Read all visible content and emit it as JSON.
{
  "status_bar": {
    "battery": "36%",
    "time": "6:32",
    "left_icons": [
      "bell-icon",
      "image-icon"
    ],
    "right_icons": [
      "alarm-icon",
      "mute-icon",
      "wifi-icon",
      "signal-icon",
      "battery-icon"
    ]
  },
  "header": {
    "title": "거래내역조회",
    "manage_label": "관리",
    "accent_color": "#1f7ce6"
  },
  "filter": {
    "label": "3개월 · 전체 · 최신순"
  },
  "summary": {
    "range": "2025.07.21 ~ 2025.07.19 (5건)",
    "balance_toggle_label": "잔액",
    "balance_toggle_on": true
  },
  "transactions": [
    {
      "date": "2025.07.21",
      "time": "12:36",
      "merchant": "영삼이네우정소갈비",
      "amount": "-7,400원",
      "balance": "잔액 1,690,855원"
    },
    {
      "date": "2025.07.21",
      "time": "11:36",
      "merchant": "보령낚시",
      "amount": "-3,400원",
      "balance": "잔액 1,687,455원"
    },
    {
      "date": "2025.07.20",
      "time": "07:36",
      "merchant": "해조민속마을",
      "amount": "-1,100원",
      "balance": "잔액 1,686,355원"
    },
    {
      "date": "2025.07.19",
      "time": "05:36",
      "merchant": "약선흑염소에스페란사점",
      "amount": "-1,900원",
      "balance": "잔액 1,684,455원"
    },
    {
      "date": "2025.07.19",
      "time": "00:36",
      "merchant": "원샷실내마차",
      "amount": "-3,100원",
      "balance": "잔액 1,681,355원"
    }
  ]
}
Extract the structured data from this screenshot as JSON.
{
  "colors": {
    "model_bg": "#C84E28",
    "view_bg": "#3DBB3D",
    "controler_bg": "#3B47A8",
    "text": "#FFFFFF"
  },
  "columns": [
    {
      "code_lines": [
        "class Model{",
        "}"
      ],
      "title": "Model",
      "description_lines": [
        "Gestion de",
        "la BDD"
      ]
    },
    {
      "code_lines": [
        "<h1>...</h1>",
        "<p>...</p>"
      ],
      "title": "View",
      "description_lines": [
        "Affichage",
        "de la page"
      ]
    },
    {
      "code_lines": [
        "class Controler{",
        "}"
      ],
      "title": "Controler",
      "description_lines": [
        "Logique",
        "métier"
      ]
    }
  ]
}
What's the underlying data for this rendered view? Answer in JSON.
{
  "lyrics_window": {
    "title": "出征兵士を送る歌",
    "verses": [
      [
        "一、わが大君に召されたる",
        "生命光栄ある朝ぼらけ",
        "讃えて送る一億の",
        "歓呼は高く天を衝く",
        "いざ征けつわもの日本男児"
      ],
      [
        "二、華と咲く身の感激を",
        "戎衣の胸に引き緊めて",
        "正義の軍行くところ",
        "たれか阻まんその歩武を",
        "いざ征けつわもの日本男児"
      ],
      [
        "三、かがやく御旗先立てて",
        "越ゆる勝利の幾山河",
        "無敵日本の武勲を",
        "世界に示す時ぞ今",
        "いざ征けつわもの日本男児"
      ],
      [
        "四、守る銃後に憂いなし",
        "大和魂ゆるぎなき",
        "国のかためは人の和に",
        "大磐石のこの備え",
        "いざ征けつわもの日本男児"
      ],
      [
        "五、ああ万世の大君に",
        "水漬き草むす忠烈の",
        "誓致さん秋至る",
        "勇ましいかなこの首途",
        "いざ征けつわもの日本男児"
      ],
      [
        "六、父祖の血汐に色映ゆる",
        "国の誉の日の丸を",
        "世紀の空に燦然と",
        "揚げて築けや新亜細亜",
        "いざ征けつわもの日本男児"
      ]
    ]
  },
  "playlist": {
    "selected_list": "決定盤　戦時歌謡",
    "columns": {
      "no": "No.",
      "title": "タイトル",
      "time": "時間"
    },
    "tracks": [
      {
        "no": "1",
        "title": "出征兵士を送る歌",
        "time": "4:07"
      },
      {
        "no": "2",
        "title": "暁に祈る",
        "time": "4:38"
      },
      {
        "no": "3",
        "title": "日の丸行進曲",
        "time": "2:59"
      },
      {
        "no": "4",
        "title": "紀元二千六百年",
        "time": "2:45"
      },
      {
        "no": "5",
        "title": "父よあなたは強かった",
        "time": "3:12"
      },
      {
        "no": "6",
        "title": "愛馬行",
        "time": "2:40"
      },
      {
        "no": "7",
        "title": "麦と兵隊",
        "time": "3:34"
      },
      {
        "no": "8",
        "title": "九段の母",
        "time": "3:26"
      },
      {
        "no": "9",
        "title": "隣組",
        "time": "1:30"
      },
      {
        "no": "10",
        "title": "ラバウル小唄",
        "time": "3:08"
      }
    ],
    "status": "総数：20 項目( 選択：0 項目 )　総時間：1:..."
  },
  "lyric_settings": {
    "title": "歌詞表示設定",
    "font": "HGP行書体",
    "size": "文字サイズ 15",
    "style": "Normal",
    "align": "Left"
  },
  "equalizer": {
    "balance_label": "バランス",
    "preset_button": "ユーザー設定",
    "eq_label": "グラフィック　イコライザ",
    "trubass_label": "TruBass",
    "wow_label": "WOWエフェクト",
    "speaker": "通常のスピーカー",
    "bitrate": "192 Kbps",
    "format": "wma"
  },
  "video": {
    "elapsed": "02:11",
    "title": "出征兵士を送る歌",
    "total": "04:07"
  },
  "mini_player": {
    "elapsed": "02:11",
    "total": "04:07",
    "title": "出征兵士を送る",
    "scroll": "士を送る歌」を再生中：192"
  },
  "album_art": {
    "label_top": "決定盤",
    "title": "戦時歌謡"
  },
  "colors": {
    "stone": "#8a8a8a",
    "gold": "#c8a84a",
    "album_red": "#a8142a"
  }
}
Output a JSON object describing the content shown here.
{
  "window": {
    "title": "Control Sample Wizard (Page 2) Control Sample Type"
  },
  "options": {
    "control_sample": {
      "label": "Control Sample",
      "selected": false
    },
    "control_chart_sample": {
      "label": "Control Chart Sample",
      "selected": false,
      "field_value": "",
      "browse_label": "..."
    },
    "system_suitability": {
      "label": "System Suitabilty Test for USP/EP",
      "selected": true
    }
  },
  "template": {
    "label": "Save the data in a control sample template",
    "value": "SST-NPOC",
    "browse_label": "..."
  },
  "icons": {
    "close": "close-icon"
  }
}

- - - - - - -

#### WORK TO COMPLETE:
Set out every line from the material that contains the string "content".

#### FULL RESPONSE:
Read all visible content and emit it as JSON.
Output a JSON object describing the content shown here.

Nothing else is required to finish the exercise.